■ Request
Reproduce the records. Keep every word exact and include no images.

■ Records shown
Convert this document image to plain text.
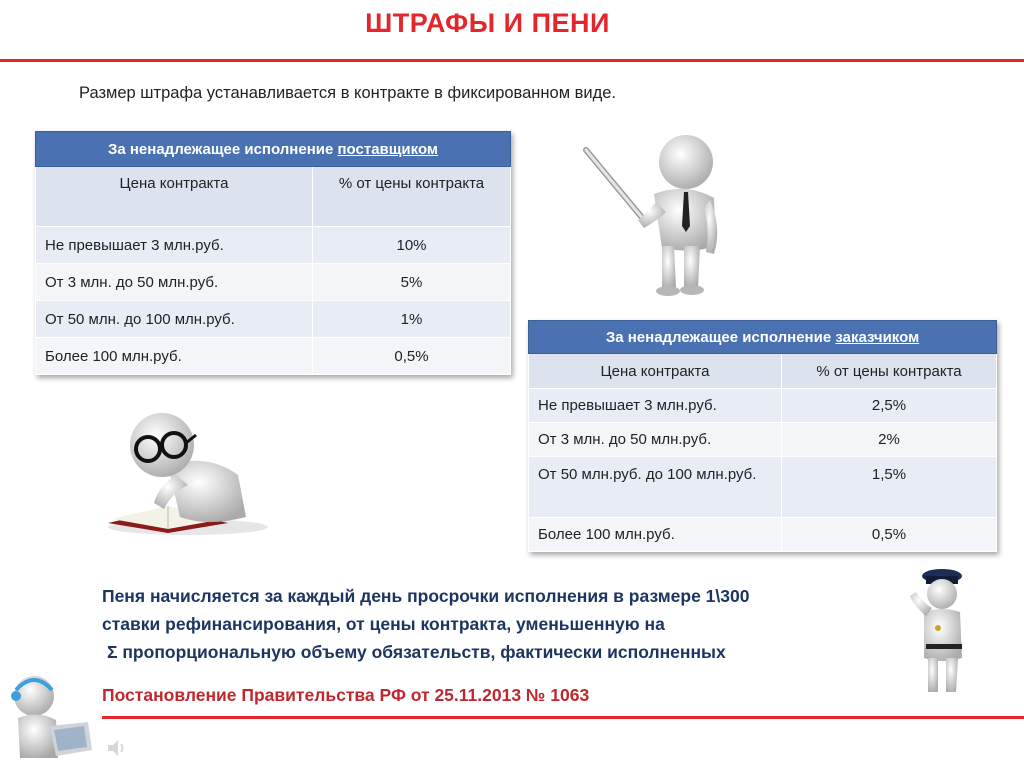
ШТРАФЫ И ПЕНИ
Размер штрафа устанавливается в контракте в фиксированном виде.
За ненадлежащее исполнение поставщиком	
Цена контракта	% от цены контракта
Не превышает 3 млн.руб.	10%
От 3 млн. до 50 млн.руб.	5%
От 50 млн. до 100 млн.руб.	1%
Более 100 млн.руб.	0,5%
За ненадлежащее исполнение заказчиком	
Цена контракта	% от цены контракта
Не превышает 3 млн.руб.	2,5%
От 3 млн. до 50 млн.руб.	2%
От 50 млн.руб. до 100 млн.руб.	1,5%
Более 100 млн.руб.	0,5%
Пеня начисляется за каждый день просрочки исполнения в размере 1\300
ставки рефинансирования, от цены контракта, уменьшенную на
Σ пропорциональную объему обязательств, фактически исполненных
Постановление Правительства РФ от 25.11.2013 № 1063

■ Exercise solution
Convert this document image to plain text.
ШТРАФЫ И ПЕНИ
Размер штрафа устанавливается в контракте в фиксированном виде.
За ненадлежащее исполнение поставщиком	
Цена контракта	% от цены контракта
Не превышает 3 млн.руб.	10%
От 3 млн. до 50 млн.руб.	5%
От 50 млн. до 100 млн.руб.	1%
Более 100 млн.руб.	0,5%
За ненадлежащее исполнение заказчиком	
Цена контракта	% от цены контракта
Не превышает 3 млн.руб.	2,5%
От 3 млн. до 50 млн.руб.	2%
От 50 млн.руб. до 100 млн.руб.	1,5%
Более 100 млн.руб.	0,5%
Пеня начисляется за каждый день просрочки исполнения в размере 1\300
ставки рефинансирования, от цены контракта, уменьшенную на
Σ пропорциональную объему обязательств, фактически исполненных
Постановление Правительства РФ от 25.11.2013 № 1063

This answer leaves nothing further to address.